Fragmento de texto:
◇ ◇ ◇ ◇ ◇
Las donaciones a la Orden: IIIª parte


Desde la encomienda de Barcelona concluimos el apartado dedicado a las donaciones y patrocinios recibidos por los templarios.

Para ello hemos seleccionado el siguiente texto, el cual lo hemos extraído del libro “The Knights Templar” de la historiadora y especialista en la Orden del Temple, Mrs. Helen Nicholson.

Desde Temple Barcelona, esperamos que este apartado nos haya ayudado a entender mejor el por qué fueron admirados y a la vez envidiados por la Cristiandad.

La relación que mantenían las órdenes militares con papas y reyes les acarrearía constantes críticas, en uno y otro sentido. El hecho de que estuvieran al margen de la jurisdicción episcopal encrespaba a los obispos; el privilegio que tenían de excluir a sus propios arrendatarios de ciertos aspectos de la jurisdicción episcopal y de la Corona provocaba todavía más irritación. Los templarios colocaban una cruz en la casa de su arrendatario en cada distrito que estaba exento del pago de tributos reales, y los asociados de la orden que vivían en su propio domicilio colocaban cruces en sus viviendas para indicar que estaban al margen de la jurisdicción episcopal. Los hospitalarios, que disfrutaban también de esos privilegios, hacían lo mismo. Durante el proceso de la Orden del Temple en Inglaterra uno de los cargos imputados a los hermanos que fue objeto de una mayor atención por parte de los testigos no templarios fue que la orden denigraba la cruz, delito que incluía la mala utilización del símbolo de Cristo al colocarlo en casas que no estaban autorizadas para ostentarlo.

La aversión que sentía Matthew Paris por el Temple y el Hospital de San Juan se debía en parte a la relación que mantenían estas órdenes con el rey Enrique III, por quien el cronista no profesaba admiración alguna y cuya política desaprobaba. Del mismo modo, las críticas que lanzaban Guillermo de Tiro y Walter Map contra las dos órdenes militares en parte tenían su origen en los vínculos que mantenían ambas con el papado y en el hecho de que no tenían por qué confiar en esos príncipes para seguir existiendo y contar con su protección, tales críticas fueron imposibles de evitar.

Sin embargo, los papas y los monarcas también lanzaron críticas contra las órdenes militares por faltar a su vocación o no servirlos adecuadamente. Desde los tiempos de Alejandro III, el papado no dejó de amonestar a los hermanos de ambas órdenes por abusar de sus privilegios. En 1207, el papa Inocencio III reprendió a los templarios por abusar de sus privilegios durante los interdictos. Cuando se cerraban todas las iglesias como castigo espiritual a una comunidad, los templarios tenían autorización para oficiar los servicios en sus capillas, pero no podían permitir la entrada de ningún intruso. Podían también abrir una vez al año las iglesias sometidas a interdicto para rezar en ellas y recoger limosnas para Tierra Santa. El problema residía en que admitían la entrada de intrusos en sus capillas y en que abrían las iglesias sancionadas más de una vez al año. También dejaban que cualquiera colectara las limosnas en su nombre, sin comprobar sus credenciales, permitían el ingreso indiscriminado en sus confraternidades, incluso el de delincuentes, asesinos o adúlteros conocidos, y no obedecían las órdenes de los legados pontificios. Las críticas de Inocencio no sólo iban dirigidas a los templarios: se quejaba de los hospitalarios en términos parecidos, y también lanzó graves acusaciones contra los cistercienses. Su deseo era reformar dichas órdenes religiosas porque anhelaba mejorar la espiritualidad de la Iglesia para que ésta pudiera combatir la herejía con mayor eficacia y consiguiera recuperar los Santos Lugares.
◇ ◇ ◇ ◇ ◇
Datos aportados:
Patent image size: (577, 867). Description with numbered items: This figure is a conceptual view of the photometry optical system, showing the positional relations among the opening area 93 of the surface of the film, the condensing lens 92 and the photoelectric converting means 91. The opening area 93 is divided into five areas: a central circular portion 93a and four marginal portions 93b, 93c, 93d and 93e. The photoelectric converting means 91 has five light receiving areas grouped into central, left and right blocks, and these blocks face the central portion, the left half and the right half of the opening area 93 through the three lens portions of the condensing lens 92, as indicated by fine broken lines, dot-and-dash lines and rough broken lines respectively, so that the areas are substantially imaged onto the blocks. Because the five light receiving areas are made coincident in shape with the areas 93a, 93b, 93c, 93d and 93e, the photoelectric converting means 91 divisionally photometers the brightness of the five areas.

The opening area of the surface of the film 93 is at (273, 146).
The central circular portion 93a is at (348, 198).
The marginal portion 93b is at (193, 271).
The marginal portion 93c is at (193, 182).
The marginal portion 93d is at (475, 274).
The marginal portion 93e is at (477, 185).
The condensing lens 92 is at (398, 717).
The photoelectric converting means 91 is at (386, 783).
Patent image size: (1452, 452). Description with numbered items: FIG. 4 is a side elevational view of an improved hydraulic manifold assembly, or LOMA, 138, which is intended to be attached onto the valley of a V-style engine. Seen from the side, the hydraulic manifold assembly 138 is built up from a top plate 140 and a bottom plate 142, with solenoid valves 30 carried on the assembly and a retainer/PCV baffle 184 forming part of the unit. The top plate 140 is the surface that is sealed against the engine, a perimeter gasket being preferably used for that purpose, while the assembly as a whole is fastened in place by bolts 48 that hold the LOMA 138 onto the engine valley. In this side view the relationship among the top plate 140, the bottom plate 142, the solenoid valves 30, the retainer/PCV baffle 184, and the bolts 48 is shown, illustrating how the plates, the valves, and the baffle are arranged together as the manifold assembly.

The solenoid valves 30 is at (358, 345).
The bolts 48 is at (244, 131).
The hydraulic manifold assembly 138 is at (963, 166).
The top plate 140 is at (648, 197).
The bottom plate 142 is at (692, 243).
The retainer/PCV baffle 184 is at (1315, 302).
◇ ◇ ◇ ◇ ◇
Tarea asignada 1: Según el fragmento sobre las donaciones a la Orden, ¿qué abusos les reprochaba Inocencio III a los templarios? Enuméralos todos.
Tarea asignada 2: Escribe la continuación del fragmento sobre las donaciones a la Orden, empezando justo después de su última oración.
Los ítems no se usan para nada aquí.

Respuesta 1:
- Admitían la entrada de intrusos en sus capillas.
- Abrían las iglesias sancionadas más de una vez al año.
- Dejaban que cualquiera colectara las limosnas en su nombre, sin comprobar sus credenciales.
- Permitían el ingreso indiscriminado en sus confraternidades, incluso el de delincuentes, asesinos o adúlteros conocidos.
- No obedecían las órdenes de los legados pontificios.

Respuesta 2:
A medida que avanzó el siglo XIII los papas fueron preocupándose más por las disputas de las órdenes militares y en cómo llevaban a cabo la defensa de los Santos Lugares. Gregorio IX se quejaba en marzo de 1238 de que habían llegado a sus oídos noticias de que los templarios no estaban defendiendo eficazmente las rutas de los peregrinos (de hecho se había firmado una tregua por aquella época en virtud de la cual los templarios no podían atacar a los musulmanes). En 1278, el papa Nicolás III (1277-1280) se dirigió por carta a la Orden del Temple, a la del Hospital de San Juan y a la de los caballeros teutónicos. En su misiva les decía que los hermanos, más que todos los otros “hijos de la luz” (cristianos), tenían que estar firmemente determinados a limpiar Tierra Santa de la contaminación (los musulmanes), pues se les había encomendado muy en especial la defensa de aquella zona. Para que no se les achacara ninguna culpa, los instaba a volver su atención a Dios y Su tierra. De no hacerlo, él mismo se encargaría de castigarlos. Probablemente el sumo pontífice se estuviera refiriendo a la participación de las órdenes en varias disputas de los estados cruzados, aunque también pasaba por alto las necesidades económicas y de personal de esas instituciones religiosas para poder combatir eficazmente al infiel. El propio papa estaba absorbido por la situación política de Italia y no hacía nada para enviar ningún tipo de ayuda a las órdenes. A diferencia de Gregorio IX, que estaba verdaderamente interesado en promover la causa de los cristianos latinos en Tierra Santa, Nicolás III parece más preocupado por alejar toda crítica de su persona.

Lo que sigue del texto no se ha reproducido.